* REQUIRED TASK
Repeat each line word for word.

* RECORDS
>>>>>

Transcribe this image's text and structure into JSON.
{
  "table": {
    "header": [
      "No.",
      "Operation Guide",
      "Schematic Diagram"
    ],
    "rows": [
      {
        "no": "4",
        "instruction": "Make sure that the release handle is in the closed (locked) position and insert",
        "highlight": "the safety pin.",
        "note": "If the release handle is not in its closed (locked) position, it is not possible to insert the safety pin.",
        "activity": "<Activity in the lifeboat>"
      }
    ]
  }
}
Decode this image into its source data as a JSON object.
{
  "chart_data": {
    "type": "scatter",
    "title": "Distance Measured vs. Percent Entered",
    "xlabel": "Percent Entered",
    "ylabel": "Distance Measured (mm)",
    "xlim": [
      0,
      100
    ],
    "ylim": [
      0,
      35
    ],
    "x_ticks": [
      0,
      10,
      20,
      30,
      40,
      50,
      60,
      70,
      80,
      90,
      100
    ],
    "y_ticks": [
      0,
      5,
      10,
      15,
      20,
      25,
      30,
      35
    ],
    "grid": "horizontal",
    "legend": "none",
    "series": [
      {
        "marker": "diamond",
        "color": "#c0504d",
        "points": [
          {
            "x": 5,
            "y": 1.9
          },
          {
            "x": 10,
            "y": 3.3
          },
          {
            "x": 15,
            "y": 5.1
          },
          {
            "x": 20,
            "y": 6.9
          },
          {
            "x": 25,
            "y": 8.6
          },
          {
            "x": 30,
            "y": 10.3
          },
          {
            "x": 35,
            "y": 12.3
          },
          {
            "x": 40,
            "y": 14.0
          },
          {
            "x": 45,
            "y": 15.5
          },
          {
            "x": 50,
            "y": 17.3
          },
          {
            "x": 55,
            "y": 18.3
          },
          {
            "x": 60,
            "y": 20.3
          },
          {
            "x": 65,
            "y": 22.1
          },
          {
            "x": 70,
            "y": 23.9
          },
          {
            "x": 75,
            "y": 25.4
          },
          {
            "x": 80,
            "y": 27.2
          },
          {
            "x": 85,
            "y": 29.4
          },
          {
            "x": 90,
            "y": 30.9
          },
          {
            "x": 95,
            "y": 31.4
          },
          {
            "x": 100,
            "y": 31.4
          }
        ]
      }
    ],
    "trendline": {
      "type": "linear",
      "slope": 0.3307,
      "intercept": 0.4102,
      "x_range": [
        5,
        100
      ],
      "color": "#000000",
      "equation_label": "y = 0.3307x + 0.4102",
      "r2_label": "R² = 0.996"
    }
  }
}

<<<<<

* FULL SOLUTION
Transcribe this image's text and structure into JSON.
{
  "table": {
    "header": [
      "No.",
      "Operation Guide",
      "Schematic Diagram"
    ],
    "rows": [
      {
        "no": "4",
        "instruction": "Make sure that the release handle is in the closed (locked) position and insert",
        "highlight": "the safety pin.",
        "note": "If the release handle is not in its closed (locked) position, it is not possible to insert the safety pin.",
        "activity": "<Activity in the lifeboat>"
      }
    ]
  }
}
Decode this image into its source data as a JSON object.
{
  "chart_data": {
    "type": "scatter",
    "title": "Distance Measured vs. Percent Entered",
    "xlabel": "Percent Entered",
    "ylabel": "Distance Measured (mm)",
    "xlim": [
      0,
      100
    ],
    "ylim": [
      0,
      35
    ],
    "x_ticks": [
      0,
      10,
      20,
      30,
      40,
      50,
      60,
      70,
      80,
      90,
      100
    ],
    "y_ticks": [
      0,
      5,
      10,
      15,
      20,
      25,
      30,
      35
    ],
    "grid": "horizontal",
    "legend": "none",
    "series": [
      {
        "marker": "diamond",
        "color": "#c0504d",
        "points": [
          {
            "x": 5,
            "y": 1.9
          },
          {
            "x": 10,
            "y": 3.3
          },
          {
            "x": 15,
            "y": 5.1
          },
          {
            "x": 20,
            "y": 6.9
          },
          {
            "x": 25,
            "y": 8.6
          },
          {
            "x": 30,
            "y": 10.3
          },
          {
            "x": 35,
            "y": 12.3
          },
          {
            "x": 40,
            "y": 14.0
          },
          {
            "x": 45,
            "y": 15.5
          },
          {
            "x": 50,
            "y": 17.3
          },
          {
            "x": 55,
            "y": 18.3
          },
          {
            "x": 60,
            "y": 20.3
          },
          {
            "x": 65,
            "y": 22.1
          },
          {
            "x": 70,
            "y": 23.9
          },
          {
            "x": 75,
            "y": 25.4
          },
          {
            "x": 80,
            "y": 27.2
          },
          {
            "x": 85,
            "y": 29.4
          },
          {
            "x": 90,
            "y": 30.9
          },
          {
            "x": 95,
            "y": 31.4
          },
          {
            "x": 100,
            "y": 31.4
          }
        ]
      }
    ],
    "trendline": {
      "type": "linear",
      "slope": 0.3307,
      "intercept": 0.4102,
      "x_range": [
        5,
        100
      ],
      "color": "#000000",
      "equation_label": "y = 0.3307x + 0.4102",
      "r2_label": "R² = 0.996"
    }
  }
}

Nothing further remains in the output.